Records to use:
— Begin —

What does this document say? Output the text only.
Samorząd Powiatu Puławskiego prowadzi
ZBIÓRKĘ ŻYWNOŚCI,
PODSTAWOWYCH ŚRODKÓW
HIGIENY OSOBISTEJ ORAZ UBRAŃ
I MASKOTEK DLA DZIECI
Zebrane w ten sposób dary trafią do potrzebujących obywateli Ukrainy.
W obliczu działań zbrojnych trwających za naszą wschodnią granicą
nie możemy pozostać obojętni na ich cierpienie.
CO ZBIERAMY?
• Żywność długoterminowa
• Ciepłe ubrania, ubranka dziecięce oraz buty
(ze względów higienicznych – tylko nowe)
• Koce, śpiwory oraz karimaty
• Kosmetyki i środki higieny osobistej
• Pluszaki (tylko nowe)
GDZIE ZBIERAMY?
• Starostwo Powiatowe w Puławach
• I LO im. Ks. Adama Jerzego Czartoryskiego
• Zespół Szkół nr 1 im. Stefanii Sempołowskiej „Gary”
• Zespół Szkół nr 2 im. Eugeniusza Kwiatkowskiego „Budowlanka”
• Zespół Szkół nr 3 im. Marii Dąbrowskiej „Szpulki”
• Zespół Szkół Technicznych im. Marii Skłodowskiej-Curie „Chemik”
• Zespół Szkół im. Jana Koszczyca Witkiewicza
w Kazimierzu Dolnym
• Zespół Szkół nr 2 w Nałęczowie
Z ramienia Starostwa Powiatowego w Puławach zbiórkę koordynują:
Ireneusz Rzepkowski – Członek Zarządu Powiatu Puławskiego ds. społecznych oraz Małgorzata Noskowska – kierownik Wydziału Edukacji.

— End —

Out of the records, collect only those lines that contain the string "Szkół".

• Zespół Szkół nr 1 im. Stefanii Sempołowskiej „Gary”
• Zespół Szkół nr 2 im. Eugeniusza Kwiatkowskiego „Budowlanka”
• Zespół Szkół nr 3 im. Marii Dąbrowskiej „Szpulki”
• Zespół Szkół Technicznych im. Marii Skłodowskiej-Curie „Chemik”
• Zespół Szkół im. Jana Koszczyca Witkiewicza
• Zespół Szkół nr 2 w Nałęczowie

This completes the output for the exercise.